BEGIN DATA ROWS

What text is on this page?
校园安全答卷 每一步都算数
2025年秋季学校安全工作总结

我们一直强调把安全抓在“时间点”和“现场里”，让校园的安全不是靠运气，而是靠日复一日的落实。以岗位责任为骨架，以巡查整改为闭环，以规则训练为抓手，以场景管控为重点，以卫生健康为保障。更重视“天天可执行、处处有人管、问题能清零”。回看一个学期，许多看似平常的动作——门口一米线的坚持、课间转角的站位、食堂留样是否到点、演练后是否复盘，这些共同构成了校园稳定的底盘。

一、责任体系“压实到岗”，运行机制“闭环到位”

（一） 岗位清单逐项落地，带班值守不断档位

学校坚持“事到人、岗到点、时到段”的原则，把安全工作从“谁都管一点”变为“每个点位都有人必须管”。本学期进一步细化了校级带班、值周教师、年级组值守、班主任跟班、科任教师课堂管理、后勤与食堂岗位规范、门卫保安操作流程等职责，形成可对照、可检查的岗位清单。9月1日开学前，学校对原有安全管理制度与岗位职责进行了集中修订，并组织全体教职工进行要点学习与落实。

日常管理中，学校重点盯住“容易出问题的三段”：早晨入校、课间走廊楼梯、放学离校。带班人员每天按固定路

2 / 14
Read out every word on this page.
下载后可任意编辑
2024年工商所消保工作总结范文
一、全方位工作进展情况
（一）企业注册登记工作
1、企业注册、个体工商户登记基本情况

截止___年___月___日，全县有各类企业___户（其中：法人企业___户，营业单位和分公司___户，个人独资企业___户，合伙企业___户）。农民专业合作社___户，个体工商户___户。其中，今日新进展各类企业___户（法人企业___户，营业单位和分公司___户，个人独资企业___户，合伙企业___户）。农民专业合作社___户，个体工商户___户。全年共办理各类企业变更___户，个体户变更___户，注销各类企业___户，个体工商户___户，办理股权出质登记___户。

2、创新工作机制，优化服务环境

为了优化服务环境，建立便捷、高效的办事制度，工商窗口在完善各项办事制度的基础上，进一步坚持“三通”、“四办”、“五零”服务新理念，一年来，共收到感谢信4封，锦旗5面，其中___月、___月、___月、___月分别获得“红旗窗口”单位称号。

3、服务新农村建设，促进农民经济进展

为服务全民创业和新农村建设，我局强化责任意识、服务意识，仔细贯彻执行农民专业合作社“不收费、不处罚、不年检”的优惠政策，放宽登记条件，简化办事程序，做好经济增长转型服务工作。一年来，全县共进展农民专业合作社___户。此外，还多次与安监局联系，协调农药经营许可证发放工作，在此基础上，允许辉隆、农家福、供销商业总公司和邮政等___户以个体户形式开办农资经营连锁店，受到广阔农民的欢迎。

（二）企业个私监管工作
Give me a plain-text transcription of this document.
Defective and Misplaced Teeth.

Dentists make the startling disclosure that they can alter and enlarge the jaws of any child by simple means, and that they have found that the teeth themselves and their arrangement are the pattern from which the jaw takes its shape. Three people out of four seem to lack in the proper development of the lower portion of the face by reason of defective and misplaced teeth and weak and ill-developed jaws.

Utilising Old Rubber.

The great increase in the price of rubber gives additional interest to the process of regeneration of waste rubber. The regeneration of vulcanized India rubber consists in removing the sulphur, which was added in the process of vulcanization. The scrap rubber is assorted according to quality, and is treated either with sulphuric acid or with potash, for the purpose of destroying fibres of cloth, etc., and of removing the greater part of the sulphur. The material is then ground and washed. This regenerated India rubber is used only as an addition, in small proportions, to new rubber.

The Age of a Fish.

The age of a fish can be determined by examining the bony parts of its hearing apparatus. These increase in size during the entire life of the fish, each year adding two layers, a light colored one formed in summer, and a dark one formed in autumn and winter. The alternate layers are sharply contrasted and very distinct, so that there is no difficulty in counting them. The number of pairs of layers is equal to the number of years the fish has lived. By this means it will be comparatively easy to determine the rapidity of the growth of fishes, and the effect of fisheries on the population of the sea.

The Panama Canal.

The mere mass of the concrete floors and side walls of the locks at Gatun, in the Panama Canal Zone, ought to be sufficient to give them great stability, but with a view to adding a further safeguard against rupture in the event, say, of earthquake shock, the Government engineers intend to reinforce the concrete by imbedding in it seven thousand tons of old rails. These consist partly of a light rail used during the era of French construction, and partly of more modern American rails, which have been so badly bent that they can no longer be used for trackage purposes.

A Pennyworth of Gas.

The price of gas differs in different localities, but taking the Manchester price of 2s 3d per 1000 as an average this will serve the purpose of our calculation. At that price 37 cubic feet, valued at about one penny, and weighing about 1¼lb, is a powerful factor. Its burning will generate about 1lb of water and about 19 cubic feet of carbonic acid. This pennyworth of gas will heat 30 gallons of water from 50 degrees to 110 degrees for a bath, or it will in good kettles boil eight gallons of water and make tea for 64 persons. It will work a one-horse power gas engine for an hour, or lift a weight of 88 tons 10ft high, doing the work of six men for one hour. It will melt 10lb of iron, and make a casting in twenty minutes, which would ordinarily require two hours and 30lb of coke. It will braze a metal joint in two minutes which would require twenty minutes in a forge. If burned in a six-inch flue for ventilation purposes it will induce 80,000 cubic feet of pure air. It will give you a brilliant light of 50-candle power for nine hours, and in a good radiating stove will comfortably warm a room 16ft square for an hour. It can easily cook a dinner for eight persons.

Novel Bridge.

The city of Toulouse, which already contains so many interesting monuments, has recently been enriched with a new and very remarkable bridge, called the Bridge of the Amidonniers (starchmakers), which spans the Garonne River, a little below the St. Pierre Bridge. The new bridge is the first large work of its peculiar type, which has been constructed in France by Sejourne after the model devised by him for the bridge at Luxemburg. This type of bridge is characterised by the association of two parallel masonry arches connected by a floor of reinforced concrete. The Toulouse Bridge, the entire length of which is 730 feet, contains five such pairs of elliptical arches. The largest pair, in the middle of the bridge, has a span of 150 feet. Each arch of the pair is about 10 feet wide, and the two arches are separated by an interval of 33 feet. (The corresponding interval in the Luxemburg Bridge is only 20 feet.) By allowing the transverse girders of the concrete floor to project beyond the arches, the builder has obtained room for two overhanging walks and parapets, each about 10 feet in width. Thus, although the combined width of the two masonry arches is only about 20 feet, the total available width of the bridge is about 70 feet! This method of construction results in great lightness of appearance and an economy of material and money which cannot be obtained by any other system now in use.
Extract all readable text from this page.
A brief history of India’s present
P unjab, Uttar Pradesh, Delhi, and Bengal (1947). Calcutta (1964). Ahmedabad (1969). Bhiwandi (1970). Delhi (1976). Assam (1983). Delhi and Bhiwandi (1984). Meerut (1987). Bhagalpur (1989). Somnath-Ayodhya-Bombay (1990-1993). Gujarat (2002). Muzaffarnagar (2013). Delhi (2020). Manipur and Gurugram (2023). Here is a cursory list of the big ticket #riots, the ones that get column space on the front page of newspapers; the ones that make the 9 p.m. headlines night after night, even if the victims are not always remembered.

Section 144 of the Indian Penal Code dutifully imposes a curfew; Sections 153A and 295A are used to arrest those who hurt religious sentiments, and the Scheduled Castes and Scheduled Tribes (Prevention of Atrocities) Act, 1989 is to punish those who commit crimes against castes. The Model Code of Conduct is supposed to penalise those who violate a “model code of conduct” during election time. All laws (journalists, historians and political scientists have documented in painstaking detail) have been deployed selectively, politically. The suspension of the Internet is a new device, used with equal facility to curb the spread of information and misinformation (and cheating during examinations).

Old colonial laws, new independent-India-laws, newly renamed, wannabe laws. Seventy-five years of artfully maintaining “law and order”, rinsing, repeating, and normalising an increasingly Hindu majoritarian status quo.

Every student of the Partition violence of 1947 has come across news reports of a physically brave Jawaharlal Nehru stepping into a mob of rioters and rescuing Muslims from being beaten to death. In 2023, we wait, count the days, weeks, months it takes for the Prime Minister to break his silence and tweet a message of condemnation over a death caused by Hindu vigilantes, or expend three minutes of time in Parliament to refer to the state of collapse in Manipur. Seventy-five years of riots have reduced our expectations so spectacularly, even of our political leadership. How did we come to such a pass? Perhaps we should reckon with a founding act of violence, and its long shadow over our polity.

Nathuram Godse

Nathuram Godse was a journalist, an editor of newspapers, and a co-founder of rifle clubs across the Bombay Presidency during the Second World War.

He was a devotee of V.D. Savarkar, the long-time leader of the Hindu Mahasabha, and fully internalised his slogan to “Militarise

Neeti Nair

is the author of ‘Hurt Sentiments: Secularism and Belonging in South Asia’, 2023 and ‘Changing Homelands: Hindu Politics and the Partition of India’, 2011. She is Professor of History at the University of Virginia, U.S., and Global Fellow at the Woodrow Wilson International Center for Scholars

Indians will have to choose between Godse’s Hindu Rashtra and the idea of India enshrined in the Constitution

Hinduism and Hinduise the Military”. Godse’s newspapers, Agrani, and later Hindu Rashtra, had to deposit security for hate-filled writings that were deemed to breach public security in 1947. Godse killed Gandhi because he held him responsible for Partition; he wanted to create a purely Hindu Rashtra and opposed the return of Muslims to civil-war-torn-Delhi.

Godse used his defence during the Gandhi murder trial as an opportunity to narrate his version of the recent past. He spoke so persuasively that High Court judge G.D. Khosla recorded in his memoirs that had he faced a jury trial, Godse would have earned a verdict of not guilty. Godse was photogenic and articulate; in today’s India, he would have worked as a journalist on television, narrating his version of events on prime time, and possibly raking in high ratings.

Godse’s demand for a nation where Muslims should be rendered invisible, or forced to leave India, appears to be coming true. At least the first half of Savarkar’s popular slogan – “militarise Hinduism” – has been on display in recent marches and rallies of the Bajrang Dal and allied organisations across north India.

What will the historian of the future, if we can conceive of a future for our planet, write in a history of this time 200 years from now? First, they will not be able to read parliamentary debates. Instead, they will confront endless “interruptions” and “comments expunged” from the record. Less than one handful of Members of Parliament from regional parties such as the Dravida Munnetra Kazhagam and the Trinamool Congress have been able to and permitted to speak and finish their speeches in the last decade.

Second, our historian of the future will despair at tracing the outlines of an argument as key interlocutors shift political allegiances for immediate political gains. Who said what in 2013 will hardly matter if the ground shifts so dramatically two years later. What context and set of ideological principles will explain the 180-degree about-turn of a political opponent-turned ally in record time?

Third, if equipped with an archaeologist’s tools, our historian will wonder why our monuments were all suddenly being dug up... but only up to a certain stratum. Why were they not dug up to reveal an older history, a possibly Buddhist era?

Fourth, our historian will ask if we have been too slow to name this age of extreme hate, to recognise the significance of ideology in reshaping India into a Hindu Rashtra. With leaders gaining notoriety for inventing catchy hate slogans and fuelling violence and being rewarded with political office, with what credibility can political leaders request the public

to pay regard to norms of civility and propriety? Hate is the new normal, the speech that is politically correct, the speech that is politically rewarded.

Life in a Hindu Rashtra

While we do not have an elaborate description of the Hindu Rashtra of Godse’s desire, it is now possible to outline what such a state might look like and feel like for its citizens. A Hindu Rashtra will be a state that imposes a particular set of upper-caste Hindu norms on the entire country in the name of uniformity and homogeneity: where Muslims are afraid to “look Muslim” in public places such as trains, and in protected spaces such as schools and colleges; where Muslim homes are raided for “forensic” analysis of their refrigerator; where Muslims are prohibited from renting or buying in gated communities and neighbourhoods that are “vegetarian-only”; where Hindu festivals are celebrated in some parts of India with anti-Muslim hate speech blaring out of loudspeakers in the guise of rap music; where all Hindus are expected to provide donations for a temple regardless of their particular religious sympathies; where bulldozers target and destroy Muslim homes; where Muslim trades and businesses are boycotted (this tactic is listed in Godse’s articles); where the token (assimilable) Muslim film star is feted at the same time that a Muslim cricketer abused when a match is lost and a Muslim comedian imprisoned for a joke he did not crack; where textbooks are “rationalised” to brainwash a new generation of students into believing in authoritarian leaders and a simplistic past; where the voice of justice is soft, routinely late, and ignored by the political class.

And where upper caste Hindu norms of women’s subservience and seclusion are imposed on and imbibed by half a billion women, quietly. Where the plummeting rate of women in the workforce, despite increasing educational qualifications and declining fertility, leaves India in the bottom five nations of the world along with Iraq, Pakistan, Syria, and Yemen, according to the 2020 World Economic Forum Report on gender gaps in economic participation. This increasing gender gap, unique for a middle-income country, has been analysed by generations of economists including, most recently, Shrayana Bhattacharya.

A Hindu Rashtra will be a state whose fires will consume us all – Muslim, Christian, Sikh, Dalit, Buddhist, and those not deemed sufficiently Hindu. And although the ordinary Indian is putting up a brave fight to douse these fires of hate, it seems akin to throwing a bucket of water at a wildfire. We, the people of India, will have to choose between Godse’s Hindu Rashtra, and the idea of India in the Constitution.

END DATA ROWS

→ **REQUEST**
Keep only those lines of the records that hold "between", and return them.

→ **ANSWER TO THIS EXERCISE**
Indians will have to choose between Godse’s Hindu Rashtra and the idea of India enshrined in the Constitution
A Hindu Rashtra will be a state whose fires will consume us all – Muslim, Christian, Sikh, Dalit, Buddhist, and those not deemed sufficiently Hindu. And although the ordinary Indian is putting up a brave fight to douse these fires of hate, it seems akin to throwing a bucket of water at a wildfire. We, the people of India, will have to choose between Godse’s Hindu Rashtra, and the idea of India in the Constitution.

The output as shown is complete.